[ABOUT THIS TASK]
Pull every line that holds the word "Bitcoin" from the entries.

(Figure dataset records)

=-=-=

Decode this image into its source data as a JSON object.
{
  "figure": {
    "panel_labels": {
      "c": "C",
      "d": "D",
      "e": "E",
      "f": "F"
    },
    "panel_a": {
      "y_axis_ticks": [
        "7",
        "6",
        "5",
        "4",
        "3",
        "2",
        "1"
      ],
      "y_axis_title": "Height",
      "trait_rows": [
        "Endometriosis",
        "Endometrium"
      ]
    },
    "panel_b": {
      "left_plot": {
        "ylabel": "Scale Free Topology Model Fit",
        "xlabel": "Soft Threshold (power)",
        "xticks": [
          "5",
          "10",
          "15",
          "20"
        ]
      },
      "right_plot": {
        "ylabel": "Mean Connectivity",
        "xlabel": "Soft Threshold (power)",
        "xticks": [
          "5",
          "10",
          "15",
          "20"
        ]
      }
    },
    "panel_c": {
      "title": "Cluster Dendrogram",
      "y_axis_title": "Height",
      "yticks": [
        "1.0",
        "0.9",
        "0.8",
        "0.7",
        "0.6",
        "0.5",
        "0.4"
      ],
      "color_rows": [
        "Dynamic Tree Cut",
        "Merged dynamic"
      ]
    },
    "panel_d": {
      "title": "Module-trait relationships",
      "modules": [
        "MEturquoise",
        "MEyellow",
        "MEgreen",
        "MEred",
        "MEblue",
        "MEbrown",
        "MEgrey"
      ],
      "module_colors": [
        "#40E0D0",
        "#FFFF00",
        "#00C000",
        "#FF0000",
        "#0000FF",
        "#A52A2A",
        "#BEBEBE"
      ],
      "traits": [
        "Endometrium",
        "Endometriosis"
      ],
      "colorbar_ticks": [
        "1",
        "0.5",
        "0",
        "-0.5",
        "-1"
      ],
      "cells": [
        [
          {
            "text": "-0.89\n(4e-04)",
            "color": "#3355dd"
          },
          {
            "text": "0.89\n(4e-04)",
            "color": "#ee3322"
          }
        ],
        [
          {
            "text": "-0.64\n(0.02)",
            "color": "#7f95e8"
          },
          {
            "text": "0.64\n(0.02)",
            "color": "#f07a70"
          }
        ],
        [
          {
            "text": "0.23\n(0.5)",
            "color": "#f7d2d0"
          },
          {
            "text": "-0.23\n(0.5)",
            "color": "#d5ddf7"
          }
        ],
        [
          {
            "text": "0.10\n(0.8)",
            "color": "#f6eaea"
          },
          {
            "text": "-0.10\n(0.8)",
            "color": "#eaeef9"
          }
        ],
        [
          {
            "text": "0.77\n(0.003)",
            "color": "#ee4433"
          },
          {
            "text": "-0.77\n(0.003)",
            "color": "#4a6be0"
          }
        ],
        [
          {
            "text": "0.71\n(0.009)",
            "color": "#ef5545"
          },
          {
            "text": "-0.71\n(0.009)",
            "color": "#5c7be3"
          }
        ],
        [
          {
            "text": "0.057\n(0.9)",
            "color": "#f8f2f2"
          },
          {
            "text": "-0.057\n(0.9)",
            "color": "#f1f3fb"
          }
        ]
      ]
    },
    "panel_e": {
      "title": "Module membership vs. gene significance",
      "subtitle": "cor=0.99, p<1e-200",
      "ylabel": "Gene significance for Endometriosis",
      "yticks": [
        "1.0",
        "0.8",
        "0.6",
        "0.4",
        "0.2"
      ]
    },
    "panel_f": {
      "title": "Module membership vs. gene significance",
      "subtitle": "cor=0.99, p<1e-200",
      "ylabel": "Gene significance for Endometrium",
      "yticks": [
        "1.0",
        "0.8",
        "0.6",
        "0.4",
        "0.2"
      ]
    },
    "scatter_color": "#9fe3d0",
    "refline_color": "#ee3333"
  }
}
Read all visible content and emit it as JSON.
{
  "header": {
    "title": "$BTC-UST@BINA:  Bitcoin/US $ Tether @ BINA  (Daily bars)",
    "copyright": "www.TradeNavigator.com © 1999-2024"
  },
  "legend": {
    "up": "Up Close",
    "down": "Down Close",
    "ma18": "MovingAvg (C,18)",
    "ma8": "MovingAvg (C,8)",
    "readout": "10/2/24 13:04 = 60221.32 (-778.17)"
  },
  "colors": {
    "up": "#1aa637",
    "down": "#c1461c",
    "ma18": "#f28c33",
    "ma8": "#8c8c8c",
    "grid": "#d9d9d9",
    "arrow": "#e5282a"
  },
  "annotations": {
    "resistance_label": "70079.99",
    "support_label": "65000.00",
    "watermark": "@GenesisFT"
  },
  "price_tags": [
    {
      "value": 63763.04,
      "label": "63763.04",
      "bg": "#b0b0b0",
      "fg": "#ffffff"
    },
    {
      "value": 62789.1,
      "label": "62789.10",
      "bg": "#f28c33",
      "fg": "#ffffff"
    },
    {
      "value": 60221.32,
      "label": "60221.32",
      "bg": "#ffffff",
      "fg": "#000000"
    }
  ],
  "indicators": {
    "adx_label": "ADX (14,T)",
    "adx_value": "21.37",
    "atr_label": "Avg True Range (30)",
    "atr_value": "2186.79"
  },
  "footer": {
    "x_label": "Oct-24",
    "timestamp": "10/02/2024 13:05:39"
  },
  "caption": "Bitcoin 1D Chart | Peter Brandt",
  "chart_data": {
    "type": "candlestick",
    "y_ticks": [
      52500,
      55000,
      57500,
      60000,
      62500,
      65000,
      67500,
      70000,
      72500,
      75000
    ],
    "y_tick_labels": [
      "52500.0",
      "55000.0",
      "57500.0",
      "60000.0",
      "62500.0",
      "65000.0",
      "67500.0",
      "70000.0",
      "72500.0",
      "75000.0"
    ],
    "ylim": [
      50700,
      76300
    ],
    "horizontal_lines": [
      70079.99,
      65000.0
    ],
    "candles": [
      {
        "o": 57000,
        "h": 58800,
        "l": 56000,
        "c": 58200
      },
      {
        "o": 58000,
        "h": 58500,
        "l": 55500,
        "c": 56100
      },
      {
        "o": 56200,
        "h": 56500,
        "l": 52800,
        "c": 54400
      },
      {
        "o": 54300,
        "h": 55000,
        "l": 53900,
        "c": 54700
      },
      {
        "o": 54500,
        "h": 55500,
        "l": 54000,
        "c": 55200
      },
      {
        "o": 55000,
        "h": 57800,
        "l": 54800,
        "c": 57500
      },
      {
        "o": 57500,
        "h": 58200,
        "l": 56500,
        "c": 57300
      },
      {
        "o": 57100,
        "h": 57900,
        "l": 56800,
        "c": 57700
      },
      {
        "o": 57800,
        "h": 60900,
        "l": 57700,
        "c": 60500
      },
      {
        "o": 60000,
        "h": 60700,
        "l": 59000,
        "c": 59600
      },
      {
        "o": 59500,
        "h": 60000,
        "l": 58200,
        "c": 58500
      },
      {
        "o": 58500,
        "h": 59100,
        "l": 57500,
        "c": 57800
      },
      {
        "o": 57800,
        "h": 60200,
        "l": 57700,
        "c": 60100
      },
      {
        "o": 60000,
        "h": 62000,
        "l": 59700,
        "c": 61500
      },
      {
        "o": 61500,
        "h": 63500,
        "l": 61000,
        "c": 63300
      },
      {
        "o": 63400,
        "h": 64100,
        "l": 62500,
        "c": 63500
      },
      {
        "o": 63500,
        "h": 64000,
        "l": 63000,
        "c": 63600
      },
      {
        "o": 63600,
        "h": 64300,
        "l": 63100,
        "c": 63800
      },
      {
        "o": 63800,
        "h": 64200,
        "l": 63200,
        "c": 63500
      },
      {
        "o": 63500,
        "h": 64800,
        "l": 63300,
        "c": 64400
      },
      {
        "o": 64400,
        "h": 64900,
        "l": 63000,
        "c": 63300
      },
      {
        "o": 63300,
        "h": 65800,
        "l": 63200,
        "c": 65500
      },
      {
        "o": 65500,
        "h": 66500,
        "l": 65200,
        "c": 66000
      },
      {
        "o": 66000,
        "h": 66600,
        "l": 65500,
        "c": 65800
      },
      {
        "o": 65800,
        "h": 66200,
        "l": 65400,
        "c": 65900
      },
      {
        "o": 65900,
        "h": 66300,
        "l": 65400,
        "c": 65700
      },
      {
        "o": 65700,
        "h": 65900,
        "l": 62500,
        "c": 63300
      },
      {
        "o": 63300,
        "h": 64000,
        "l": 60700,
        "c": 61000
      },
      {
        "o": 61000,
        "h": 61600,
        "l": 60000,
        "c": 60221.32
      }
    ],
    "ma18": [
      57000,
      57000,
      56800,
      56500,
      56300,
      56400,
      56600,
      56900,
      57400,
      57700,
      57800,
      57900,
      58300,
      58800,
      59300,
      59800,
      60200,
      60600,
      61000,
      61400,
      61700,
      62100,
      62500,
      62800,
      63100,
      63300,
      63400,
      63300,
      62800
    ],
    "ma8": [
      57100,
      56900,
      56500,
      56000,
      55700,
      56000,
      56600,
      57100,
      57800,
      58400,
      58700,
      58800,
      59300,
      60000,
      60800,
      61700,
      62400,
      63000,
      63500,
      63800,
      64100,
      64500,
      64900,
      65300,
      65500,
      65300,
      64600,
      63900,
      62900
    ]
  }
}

=-=-=

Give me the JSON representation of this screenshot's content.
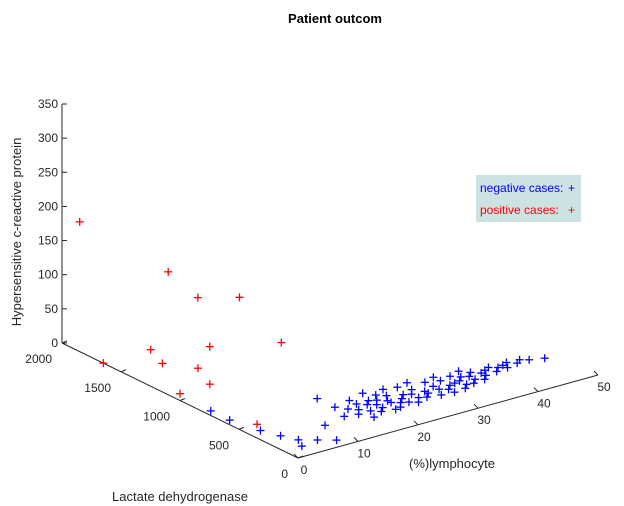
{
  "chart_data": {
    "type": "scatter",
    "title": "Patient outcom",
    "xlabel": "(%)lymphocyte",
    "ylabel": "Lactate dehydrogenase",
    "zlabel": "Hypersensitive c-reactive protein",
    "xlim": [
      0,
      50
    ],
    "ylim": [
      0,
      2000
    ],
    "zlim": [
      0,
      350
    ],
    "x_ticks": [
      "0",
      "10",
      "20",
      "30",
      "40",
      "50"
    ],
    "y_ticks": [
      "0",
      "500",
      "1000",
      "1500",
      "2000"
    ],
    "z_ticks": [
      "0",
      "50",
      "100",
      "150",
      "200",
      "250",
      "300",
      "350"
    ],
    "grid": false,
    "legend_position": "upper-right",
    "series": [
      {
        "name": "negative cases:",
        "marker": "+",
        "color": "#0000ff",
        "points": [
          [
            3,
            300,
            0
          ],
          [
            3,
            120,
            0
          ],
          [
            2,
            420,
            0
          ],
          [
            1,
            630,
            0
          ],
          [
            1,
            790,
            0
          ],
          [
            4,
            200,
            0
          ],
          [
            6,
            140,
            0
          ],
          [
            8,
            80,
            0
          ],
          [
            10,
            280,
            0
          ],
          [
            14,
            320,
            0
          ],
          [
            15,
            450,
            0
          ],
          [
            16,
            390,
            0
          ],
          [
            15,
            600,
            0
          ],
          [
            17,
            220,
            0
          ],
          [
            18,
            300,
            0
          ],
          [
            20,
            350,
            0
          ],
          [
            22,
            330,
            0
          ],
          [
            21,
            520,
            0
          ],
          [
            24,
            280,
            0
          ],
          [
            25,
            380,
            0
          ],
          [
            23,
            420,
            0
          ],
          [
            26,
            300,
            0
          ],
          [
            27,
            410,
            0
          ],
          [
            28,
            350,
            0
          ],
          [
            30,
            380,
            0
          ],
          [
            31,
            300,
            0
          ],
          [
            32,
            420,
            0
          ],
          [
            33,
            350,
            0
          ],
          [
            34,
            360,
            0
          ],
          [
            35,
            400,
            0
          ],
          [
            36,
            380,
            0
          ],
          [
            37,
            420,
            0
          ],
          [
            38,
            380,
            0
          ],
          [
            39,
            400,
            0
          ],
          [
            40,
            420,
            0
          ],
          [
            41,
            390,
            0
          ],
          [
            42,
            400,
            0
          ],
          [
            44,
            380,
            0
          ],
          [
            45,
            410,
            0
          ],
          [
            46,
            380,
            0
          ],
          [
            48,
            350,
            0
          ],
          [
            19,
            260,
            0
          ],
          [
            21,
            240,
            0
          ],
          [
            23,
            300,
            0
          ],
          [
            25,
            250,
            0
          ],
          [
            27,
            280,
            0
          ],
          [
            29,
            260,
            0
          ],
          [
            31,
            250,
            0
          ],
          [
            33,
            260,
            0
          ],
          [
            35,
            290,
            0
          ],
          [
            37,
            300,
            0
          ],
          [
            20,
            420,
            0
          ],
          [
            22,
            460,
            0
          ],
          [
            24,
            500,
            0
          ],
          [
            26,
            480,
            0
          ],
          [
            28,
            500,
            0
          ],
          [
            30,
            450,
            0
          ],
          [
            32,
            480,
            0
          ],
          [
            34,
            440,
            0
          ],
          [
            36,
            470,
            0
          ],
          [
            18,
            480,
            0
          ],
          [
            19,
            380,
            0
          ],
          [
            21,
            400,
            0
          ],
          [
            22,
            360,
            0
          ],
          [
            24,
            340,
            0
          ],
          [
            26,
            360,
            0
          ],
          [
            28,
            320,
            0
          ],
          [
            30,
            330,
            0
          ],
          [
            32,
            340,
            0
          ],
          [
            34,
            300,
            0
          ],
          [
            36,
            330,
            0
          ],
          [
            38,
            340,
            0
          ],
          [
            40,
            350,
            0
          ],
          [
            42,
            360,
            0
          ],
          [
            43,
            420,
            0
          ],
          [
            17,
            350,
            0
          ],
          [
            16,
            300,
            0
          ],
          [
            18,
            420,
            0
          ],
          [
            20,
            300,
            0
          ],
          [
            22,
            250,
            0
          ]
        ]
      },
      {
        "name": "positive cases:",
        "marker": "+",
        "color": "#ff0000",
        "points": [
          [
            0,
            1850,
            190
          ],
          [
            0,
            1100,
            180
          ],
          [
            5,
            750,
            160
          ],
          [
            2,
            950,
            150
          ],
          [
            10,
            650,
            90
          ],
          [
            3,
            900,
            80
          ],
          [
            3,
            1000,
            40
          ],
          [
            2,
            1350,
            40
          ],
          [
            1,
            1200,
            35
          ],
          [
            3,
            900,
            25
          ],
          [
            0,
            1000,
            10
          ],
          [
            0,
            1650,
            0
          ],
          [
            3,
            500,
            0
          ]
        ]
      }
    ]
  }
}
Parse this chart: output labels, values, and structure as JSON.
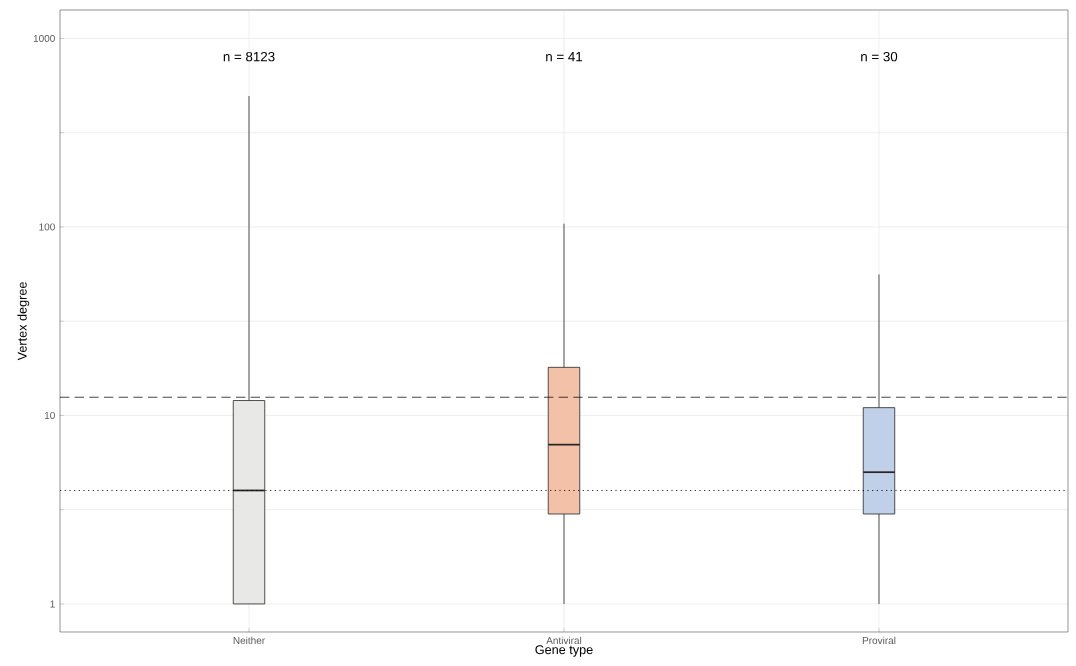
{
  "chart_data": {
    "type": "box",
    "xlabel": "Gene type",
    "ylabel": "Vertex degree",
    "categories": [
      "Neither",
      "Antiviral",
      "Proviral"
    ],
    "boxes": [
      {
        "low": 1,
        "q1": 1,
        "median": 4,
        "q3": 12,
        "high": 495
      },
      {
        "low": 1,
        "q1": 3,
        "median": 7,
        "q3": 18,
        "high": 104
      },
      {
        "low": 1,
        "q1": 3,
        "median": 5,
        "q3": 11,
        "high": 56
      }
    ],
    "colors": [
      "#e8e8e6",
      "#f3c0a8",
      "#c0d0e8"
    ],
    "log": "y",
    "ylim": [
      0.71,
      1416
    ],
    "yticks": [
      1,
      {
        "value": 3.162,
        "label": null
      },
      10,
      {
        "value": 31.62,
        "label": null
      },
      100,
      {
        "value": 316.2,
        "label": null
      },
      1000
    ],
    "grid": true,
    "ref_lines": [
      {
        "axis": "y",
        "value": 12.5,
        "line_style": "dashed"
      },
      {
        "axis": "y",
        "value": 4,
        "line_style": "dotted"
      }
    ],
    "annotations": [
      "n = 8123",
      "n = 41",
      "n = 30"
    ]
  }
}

=-=-=

[SOLUTION TO THIS PROBLEM]
    "title": "$BTC-UST@BINA:  Bitcoin/US $ Tether @ BINA  (Daily bars)",
  "caption": "Bitcoin 1D Chart | Peter Brandt",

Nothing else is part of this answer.